#### [Provided data]
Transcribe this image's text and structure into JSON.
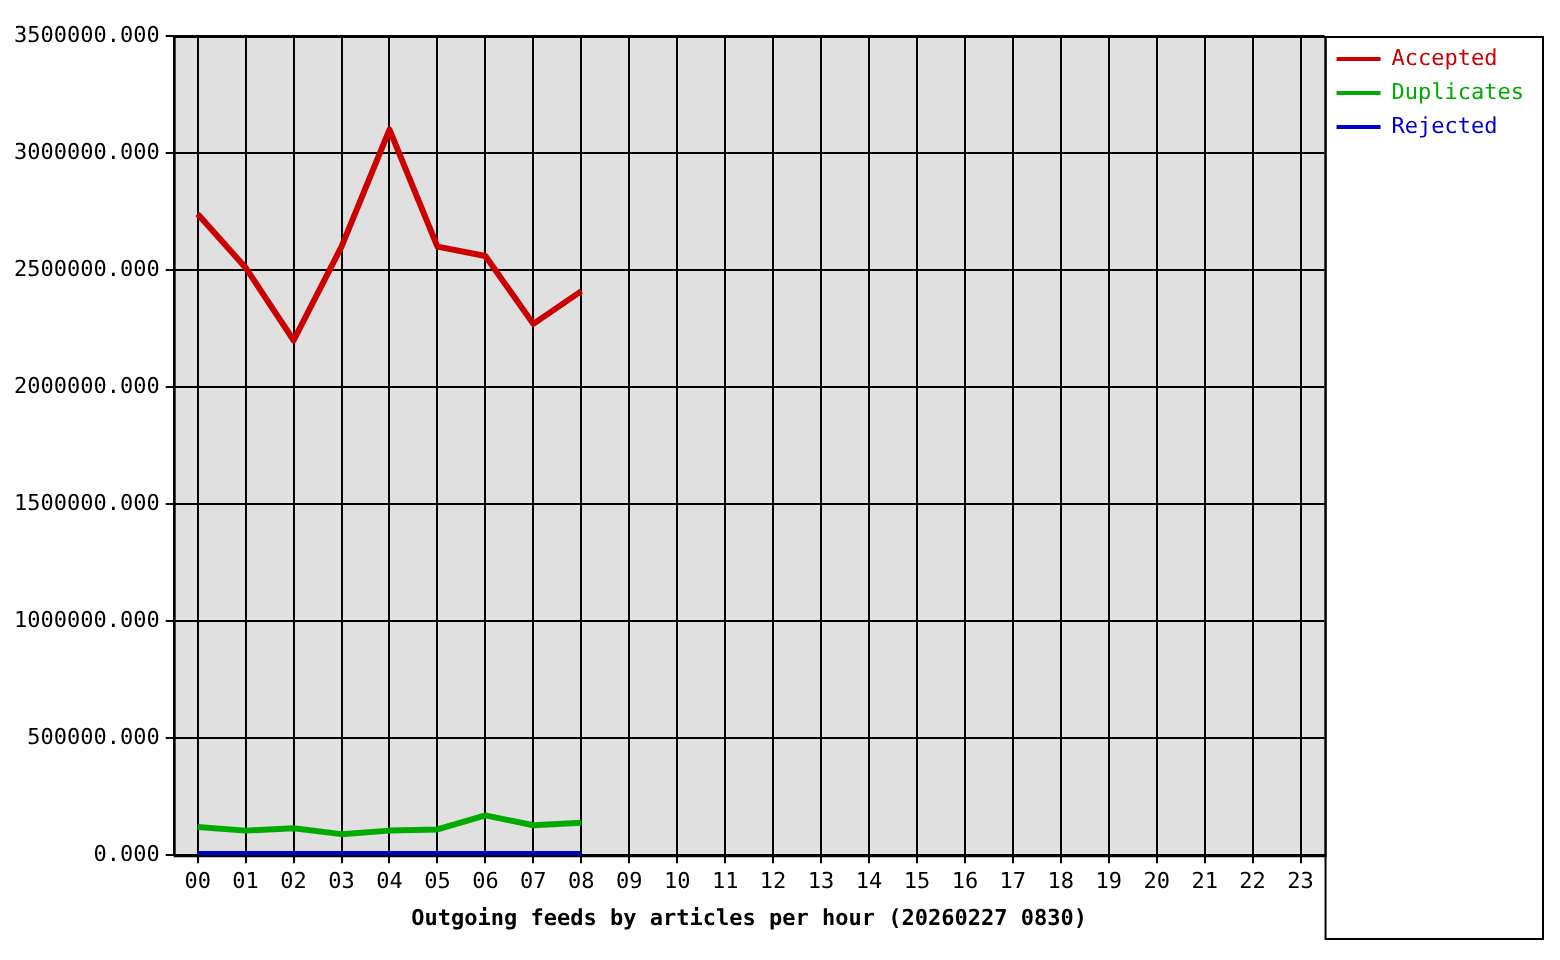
{
  "chart_data": {
    "type": "line",
    "xlabel": "Outgoing feeds by articles per hour (20260227 0830)",
    "categories": [
      "00",
      "01",
      "02",
      "03",
      "04",
      "05",
      "06",
      "07",
      "08",
      "09",
      "10",
      "11",
      "12",
      "13",
      "14",
      "15",
      "16",
      "17",
      "18",
      "19",
      "20",
      "21",
      "22",
      "23"
    ],
    "series": [
      {
        "name": "Accepted",
        "color": "#cc0000",
        "values": [
          2740000,
          2510000,
          2200000,
          2600000,
          3100000,
          2600000,
          2560000,
          2270000,
          2410000,
          null,
          null,
          null,
          null,
          null,
          null,
          null,
          null,
          null,
          null,
          null,
          null,
          null,
          null,
          null
        ]
      },
      {
        "name": "Duplicates",
        "color": "#00aa00",
        "values": [
          120000,
          105000,
          115000,
          90000,
          105000,
          110000,
          170000,
          128000,
          139000,
          null,
          null,
          null,
          null,
          null,
          null,
          null,
          null,
          null,
          null,
          null,
          null,
          null,
          null,
          null
        ]
      },
      {
        "name": "Rejected",
        "color": "#0000cc",
        "values": [
          5000,
          5000,
          5000,
          5000,
          5000,
          5000,
          5000,
          5000,
          5000,
          null,
          null,
          null,
          null,
          null,
          null,
          null,
          null,
          null,
          null,
          null,
          null,
          null,
          null,
          null
        ]
      }
    ],
    "ylim": [
      0,
      3500000
    ],
    "yticks": [
      {
        "value": 0,
        "label": "0.000"
      },
      {
        "value": 500000,
        "label": "500000.000"
      },
      {
        "value": 1000000,
        "label": "1000000.000"
      },
      {
        "value": 1500000,
        "label": "1500000.000"
      },
      {
        "value": 2000000,
        "label": "2000000.000"
      },
      {
        "value": 2500000,
        "label": "2500000.000"
      },
      {
        "value": 3000000,
        "label": "3000000.000"
      },
      {
        "value": 3500000,
        "label": "3500000.000"
      }
    ],
    "grid": true,
    "legend": "top right",
    "marker": "none",
    "line_style": "solid"
  }
}
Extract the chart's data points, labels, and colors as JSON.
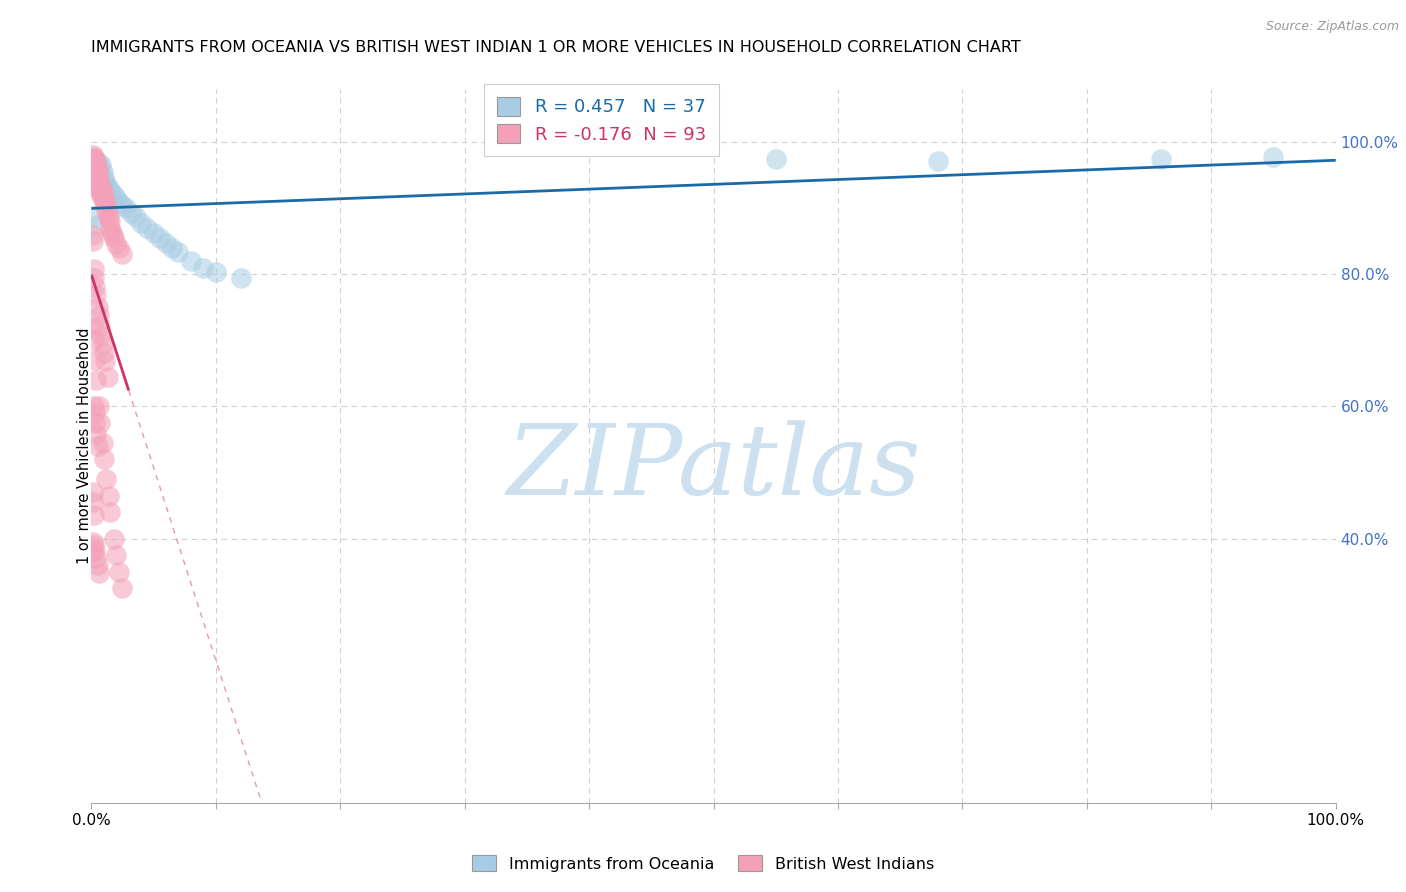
{
  "title": "IMMIGRANTS FROM OCEANIA VS BRITISH WEST INDIAN 1 OR MORE VEHICLES IN HOUSEHOLD CORRELATION CHART",
  "source": "Source: ZipAtlas.com",
  "ylabel": "1 or more Vehicles in Household",
  "xlim": [
    0,
    1.0
  ],
  "ylim": [
    0.0,
    1.08
  ],
  "xtick_vals": [
    0.0,
    0.1,
    0.2,
    0.3,
    0.4,
    0.5,
    0.6,
    0.7,
    0.8,
    0.9,
    1.0
  ],
  "xtick_labels_show": {
    "0.0": "0.0%",
    "1.0": "100.0%"
  },
  "ytick_right_vals": [
    1.0,
    0.8,
    0.6,
    0.4
  ],
  "ytick_right_labels": [
    "100.0%",
    "80.0%",
    "60.0%",
    "40.0%"
  ],
  "R1": 0.457,
  "N1": 37,
  "R2": -0.176,
  "N2": 93,
  "color_oceania": "#a8cce4",
  "color_bwi": "#f4a0b8",
  "color_line1": "#1a6aaa",
  "color_line2": "#cc3366",
  "legend_label1": "Immigrants from Oceania",
  "legend_label2": "British West Indians",
  "oceania_x": [
    0.002,
    0.003,
    0.004,
    0.005,
    0.006,
    0.007,
    0.008,
    0.009,
    0.01,
    0.011,
    0.012,
    0.014,
    0.016,
    0.018,
    0.02,
    0.022,
    0.025,
    0.028,
    0.032,
    0.036,
    0.04,
    0.045,
    0.05,
    0.055,
    0.06,
    0.065,
    0.07,
    0.08,
    0.09,
    0.1,
    0.12,
    0.003,
    0.005,
    0.55,
    0.68,
    0.86,
    0.95
  ],
  "oceania_y": [
    0.975,
    0.965,
    0.96,
    0.97,
    0.955,
    0.96,
    0.965,
    0.955,
    0.945,
    0.94,
    0.935,
    0.93,
    0.925,
    0.92,
    0.915,
    0.91,
    0.905,
    0.9,
    0.893,
    0.886,
    0.878,
    0.87,
    0.862,
    0.855,
    0.847,
    0.84,
    0.833,
    0.82,
    0.81,
    0.803,
    0.795,
    0.888,
    0.875,
    0.975,
    0.972,
    0.975,
    0.978
  ],
  "bwi_x": [
    0.001,
    0.001,
    0.001,
    0.002,
    0.002,
    0.002,
    0.003,
    0.003,
    0.003,
    0.004,
    0.004,
    0.004,
    0.005,
    0.005,
    0.005,
    0.006,
    0.006,
    0.007,
    0.007,
    0.008,
    0.008,
    0.009,
    0.009,
    0.01,
    0.01,
    0.011,
    0.012,
    0.012,
    0.013,
    0.014,
    0.015,
    0.015,
    0.016,
    0.017,
    0.018,
    0.02,
    0.022,
    0.025,
    0.001,
    0.001,
    0.002,
    0.002,
    0.003,
    0.003,
    0.004,
    0.004,
    0.005,
    0.005,
    0.001,
    0.001,
    0.002,
    0.002,
    0.003,
    0.004,
    0.005,
    0.006,
    0.007,
    0.008,
    0.009,
    0.01,
    0.011,
    0.013,
    0.002,
    0.003,
    0.003,
    0.004,
    0.005,
    0.001,
    0.002,
    0.003,
    0.004,
    0.006,
    0.007,
    0.009,
    0.01,
    0.012,
    0.014,
    0.015,
    0.018,
    0.02,
    0.022,
    0.025,
    0.001,
    0.001,
    0.002,
    0.003,
    0.004,
    0.005,
    0.006,
    0.001,
    0.001,
    0.002
  ],
  "bwi_y": [
    0.975,
    0.965,
    0.955,
    0.97,
    0.96,
    0.95,
    0.965,
    0.955,
    0.945,
    0.96,
    0.95,
    0.94,
    0.95,
    0.94,
    0.93,
    0.94,
    0.93,
    0.935,
    0.925,
    0.93,
    0.92,
    0.925,
    0.915,
    0.92,
    0.91,
    0.91,
    0.905,
    0.895,
    0.89,
    0.885,
    0.88,
    0.87,
    0.865,
    0.86,
    0.855,
    0.845,
    0.84,
    0.83,
    0.98,
    0.975,
    0.978,
    0.968,
    0.973,
    0.963,
    0.968,
    0.958,
    0.958,
    0.948,
    0.86,
    0.85,
    0.808,
    0.795,
    0.78,
    0.768,
    0.75,
    0.738,
    0.722,
    0.708,
    0.695,
    0.68,
    0.668,
    0.645,
    0.6,
    0.59,
    0.575,
    0.558,
    0.54,
    0.72,
    0.7,
    0.67,
    0.64,
    0.6,
    0.575,
    0.545,
    0.52,
    0.49,
    0.465,
    0.44,
    0.4,
    0.375,
    0.35,
    0.325,
    0.395,
    0.38,
    0.39,
    0.382,
    0.37,
    0.36,
    0.348,
    0.47,
    0.455,
    0.435
  ]
}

#### [Problem description]
Retype each record exactly as it stands, but do not include the pictures.

#### [The reply]
Transcribe this image's text and structure into JSON.
{
  "chart_data": {
    "type": "line",
    "xlabel": "Outgoing feeds by articles per hour (20260227 0830)",
    "categories": [
      "00",
      "01",
      "02",
      "03",
      "04",
      "05",
      "06",
      "07",
      "08",
      "09",
      "10",
      "11",
      "12",
      "13",
      "14",
      "15",
      "16",
      "17",
      "18",
      "19",
      "20",
      "21",
      "22",
      "23"
    ],
    "series": [
      {
        "name": "Accepted",
        "color": "#cc0000",
        "values": [
          2740000,
          2510000,
          2200000,
          2600000,
          3100000,
          2600000,
          2560000,
          2270000,
          2410000,
          null,
          null,
          null,
          null,
          null,
          null,
          null,
          null,
          null,
          null,
          null,
          null,
          null,
          null,
          null
        ]
      },
      {
        "name": "Duplicates",
        "color": "#00aa00",
        "values": [
          120000,
          105000,
          115000,
          90000,
          105000,
          110000,
          170000,
          128000,
          139000,
          null,
          null,
          null,
          null,
          null,
          null,
          null,
          null,
          null,
          null,
          null,
          null,
          null,
          null,
          null
        ]
      },
      {
        "name": "Rejected",
        "color": "#0000cc",
        "values": [
          5000,
          5000,
          5000,
          5000,
          5000,
          5000,
          5000,
          5000,
          5000,
          null,
          null,
          null,
          null,
          null,
          null,
          null,
          null,
          null,
          null,
          null,
          null,
          null,
          null,
          null
        ]
      }
    ],
    "ylim": [
      0,
      3500000
    ],
    "yticks": [
      {
        "value": 0,
        "label": "0.000"
      },
      {
        "value": 500000,
        "label": "500000.000"
      },
      {
        "value": 1000000,
        "label": "1000000.000"
      },
      {
        "value": 1500000,
        "label": "1500000.000"
      },
      {
        "value": 2000000,
        "label": "2000000.000"
      },
      {
        "value": 2500000,
        "label": "2500000.000"
      },
      {
        "value": 3000000,
        "label": "3000000.000"
      },
      {
        "value": 3500000,
        "label": "3500000.000"
      }
    ],
    "grid": true,
    "legend": "top right",
    "marker": "none",
    "line_style": "solid"
  }
}
Extract the chart's data points, labels, and colors as JSON.
{
  "title": "IMMIGRANTS FROM OCEANIA VS BRITISH WEST INDIAN 1 OR MORE VEHICLES IN HOUSEHOLD CORRELATION CHART",
  "source": "Source: ZipAtlas.com",
  "ylabel": "1 or more Vehicles in Household",
  "xlim": [
    0,
    1.0
  ],
  "ylim": [
    0.0,
    1.08
  ],
  "xtick_vals": [
    0.0,
    0.1,
    0.2,
    0.3,
    0.4,
    0.5,
    0.6,
    0.7,
    0.8,
    0.9,
    1.0
  ],
  "xtick_labels_show": {
    "0.0": "0.0%",
    "1.0": "100.0%"
  },
  "ytick_right_vals": [
    1.0,
    0.8,
    0.6,
    0.4
  ],
  "ytick_right_labels": [
    "100.0%",
    "80.0%",
    "60.0%",
    "40.0%"
  ],
  "R1": 0.457,
  "N1": 37,
  "R2": -0.176,
  "N2": 93,
  "color_oceania": "#a8cce4",
  "color_bwi": "#f4a0b8",
  "color_line1": "#1a6aaa",
  "color_line2": "#cc3366",
  "legend_label1": "Immigrants from Oceania",
  "legend_label2": "British West Indians",
  "oceania_x": [
    0.002,
    0.003,
    0.004,
    0.005,
    0.006,
    0.007,
    0.008,
    0.009,
    0.01,
    0.011,
    0.012,
    0.014,
    0.016,
    0.018,
    0.02,
    0.022,
    0.025,
    0.028,
    0.032,
    0.036,
    0.04,
    0.045,
    0.05,
    0.055,
    0.06,
    0.065,
    0.07,
    0.08,
    0.09,
    0.1,
    0.12,
    0.003,
    0.005,
    0.55,
    0.68,
    0.86,
    0.95
  ],
  "oceania_y": [
    0.975,
    0.965,
    0.96,
    0.97,
    0.955,
    0.96,
    0.965,
    0.955,
    0.945,
    0.94,
    0.935,
    0.93,
    0.925,
    0.92,
    0.915,
    0.91,
    0.905,
    0.9,
    0.893,
    0.886,
    0.878,
    0.87,
    0.862,
    0.855,
    0.847,
    0.84,
    0.833,
    0.82,
    0.81,
    0.803,
    0.795,
    0.888,
    0.875,
    0.975,
    0.972,
    0.975,
    0.978
  ],
  "bwi_x": [
    0.001,
    0.001,
    0.001,
    0.002,
    0.002,
    0.002,
    0.003,
    0.003,
    0.003,
    0.004,
    0.004,
    0.004,
    0.005,
    0.005,
    0.005,
    0.006,
    0.006,
    0.007,
    0.007,
    0.008,
    0.008,
    0.009,
    0.009,
    0.01,
    0.01,
    0.011,
    0.012,
    0.012,
    0.013,
    0.014,
    0.015,
    0.015,
    0.016,
    0.017,
    0.018,
    0.02,
    0.022,
    0.025,
    0.001,
    0.001,
    0.002,
    0.002,
    0.003,
    0.003,
    0.004,
    0.004,
    0.005,
    0.005,
    0.001,
    0.001,
    0.002,
    0.002,
    0.003,
    0.004,
    0.005,
    0.006,
    0.007,
    0.008,
    0.009,
    0.01,
    0.011,
    0.013,
    0.002,
    0.003,
    0.003,
    0.004,
    0.005,
    0.001,
    0.002,
    0.003,
    0.004,
    0.006,
    0.007,
    0.009,
    0.01,
    0.012,
    0.014,
    0.015,
    0.018,
    0.02,
    0.022,
    0.025,
    0.001,
    0.001,
    0.002,
    0.003,
    0.004,
    0.005,
    0.006,
    0.001,
    0.001,
    0.002
  ],
  "bwi_y": [
    0.975,
    0.965,
    0.955,
    0.97,
    0.96,
    0.95,
    0.965,
    0.955,
    0.945,
    0.96,
    0.95,
    0.94,
    0.95,
    0.94,
    0.93,
    0.94,
    0.93,
    0.935,
    0.925,
    0.93,
    0.92,
    0.925,
    0.915,
    0.92,
    0.91,
    0.91,
    0.905,
    0.895,
    0.89,
    0.885,
    0.88,
    0.87,
    0.865,
    0.86,
    0.855,
    0.845,
    0.84,
    0.83,
    0.98,
    0.975,
    0.978,
    0.968,
    0.973,
    0.963,
    0.968,
    0.958,
    0.958,
    0.948,
    0.86,
    0.85,
    0.808,
    0.795,
    0.78,
    0.768,
    0.75,
    0.738,
    0.722,
    0.708,
    0.695,
    0.68,
    0.668,
    0.645,
    0.6,
    0.59,
    0.575,
    0.558,
    0.54,
    0.72,
    0.7,
    0.67,
    0.64,
    0.6,
    0.575,
    0.545,
    0.52,
    0.49,
    0.465,
    0.44,
    0.4,
    0.375,
    0.35,
    0.325,
    0.395,
    0.38,
    0.39,
    0.382,
    0.37,
    0.36,
    0.348,
    0.47,
    0.455,
    0.435
  ]
}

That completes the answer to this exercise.